>> BEGIN MATERIAL
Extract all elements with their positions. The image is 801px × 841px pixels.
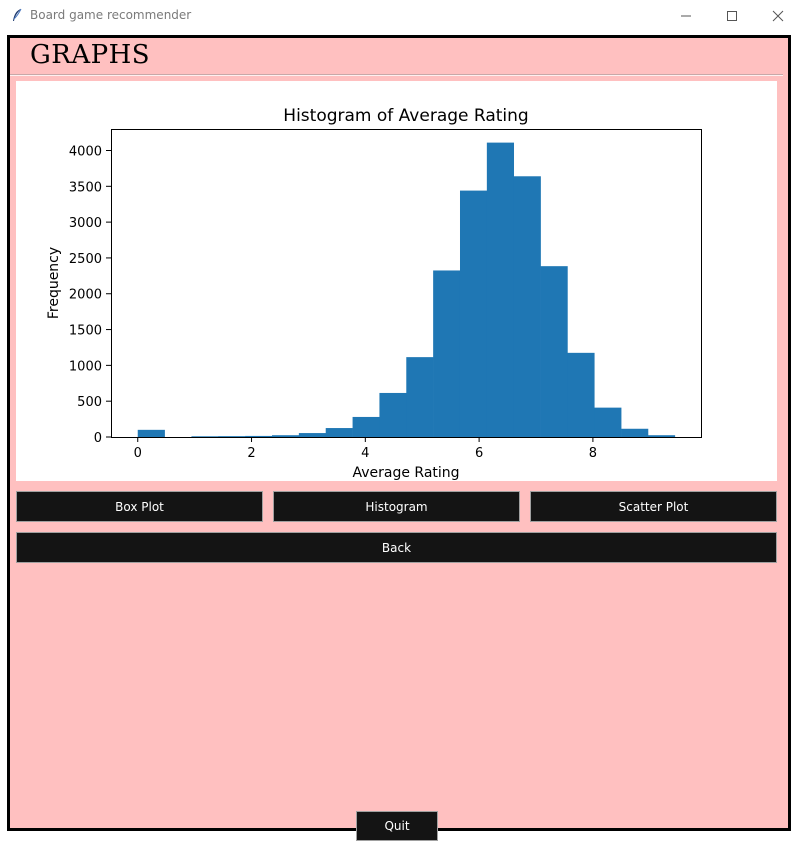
histogram-bar (137, 429, 165, 437)
feather-icon (13, 8, 22, 21)
header-divider (10, 74, 783, 76)
y-tick-label: 0 (94, 431, 102, 446)
histogram-bar (272, 435, 300, 437)
scatter-plot-button[interactable]: Scatter Plot (530, 491, 777, 522)
histogram-bar (218, 436, 246, 437)
histogram-bar (594, 407, 622, 437)
histogram-chart: 0 2 4 6 8 0 500 1000 1500 2000 2500 3000 3500 4000 H… (46, 106, 702, 481)
y-tick-label: 1500 (69, 324, 102, 339)
histogram-bar (567, 352, 595, 437)
chart-canvas: 0 2 4 6 8 0 500 1000 1500 2000 2500 3000 3500 4000 H… (16, 81, 777, 481)
y-tick-label: 3500 (69, 180, 102, 195)
histogram-bar (191, 436, 219, 437)
histogram-bar (647, 435, 676, 437)
y-axis-label: Frequency (46, 247, 62, 319)
histogram-bar (245, 435, 273, 437)
x-tick-label: 8 (589, 446, 597, 461)
minimize-button[interactable] (663, 0, 709, 31)
box-plot-button[interactable]: Box Plot (16, 491, 263, 522)
histogram-bar (379, 392, 407, 437)
y-tick-label: 2500 (69, 252, 102, 267)
window-titlebar: Board game recommender (0, 0, 801, 31)
back-button[interactable]: Back (16, 532, 777, 563)
histogram-bar (352, 416, 380, 437)
maximize-button[interactable] (709, 0, 755, 31)
chart-title: Histogram of Average Rating (283, 106, 528, 126)
y-tick-label: 1000 (69, 359, 102, 374)
histogram-bar (621, 428, 649, 437)
histogram-button[interactable]: Histogram (273, 491, 520, 522)
page-title: GRAPHS (30, 40, 151, 70)
y-tick-label: 2000 (69, 288, 102, 303)
x-tick-label: 6 (475, 446, 483, 461)
histogram-bar (459, 190, 488, 437)
x-tick-label: 0 (134, 446, 142, 461)
x-axis-label: Average Rating (352, 465, 459, 481)
histogram-bar (540, 266, 568, 437)
close-icon (772, 10, 784, 22)
maximize-icon (727, 11, 737, 21)
histogram-bar (325, 428, 353, 437)
histogram-bar (298, 433, 327, 437)
x-tick-label: 4 (361, 446, 369, 461)
minimize-icon (681, 15, 691, 17)
x-tick-label: 2 (247, 446, 255, 461)
histogram-bar (486, 142, 515, 437)
window-title: Board game recommender (30, 8, 192, 22)
histogram-bar (433, 270, 461, 437)
y-tick-label: 500 (77, 395, 102, 410)
close-button[interactable] (755, 0, 801, 31)
y-tick-label: 4000 (69, 144, 102, 159)
quit-button[interactable]: Quit (356, 811, 438, 841)
y-tick-label: 3000 (69, 216, 102, 231)
histogram-bar (513, 176, 541, 437)
plot-frame (111, 129, 702, 438)
histogram-bar (406, 357, 434, 437)
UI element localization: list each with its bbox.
>> END MATERIAL
WRITTEN INSTRUCTION —
Output the lines from the one containing "histogram-bar (137, 429, 165, 437)" up to and including the one containing "histogram-bar (647, 435, 676, 437)" as a Markdown table with the columns No. and Line, leaving out any blank lines.

THE OUTPUT —
| No. | Line |
|---|---|
| 1 | histogram-bar (137, 429, 165, 437) |
| 2 | feather-icon (13, 8, 22, 21) |
| 3 | header-divider (10, 74, 783, 76) |
| 4 | y-tick-label: 0 (94, 431, 102, 446) |
| 5 | histogram-bar (272, 435, 300, 437) |
| 6 | scatter-plot-button[interactable]: Scatter Plot (530, 491, 777, 522) |
| 7 | histogram-bar (218, 436, 246, 437) |
| 8 | histogram-bar (594, 407, 622, 437) |
| 9 | histogram-chart: 0 2 4 6 8 0 500 1000 1500 2000 2500 3000 3500 4000 H… (46, 106, 702, 481) |
| 10 | y-tick-label: 1500 (69, 324, 102, 339) |
| 11 | histogram-bar (567, 352, 595, 437) |
| 12 | chart-canvas: 0 2 4 6 8 0 500 1000 1500 2000 2500 3000 3500 4000 H… (16, 81, 777, 481) |
| 13 | y-tick-label: 3500 (69, 180, 102, 195) |
| 14 | histogram-bar (191, 436, 219, 437) |
| 15 | histogram-bar (647, 435, 676, 437) |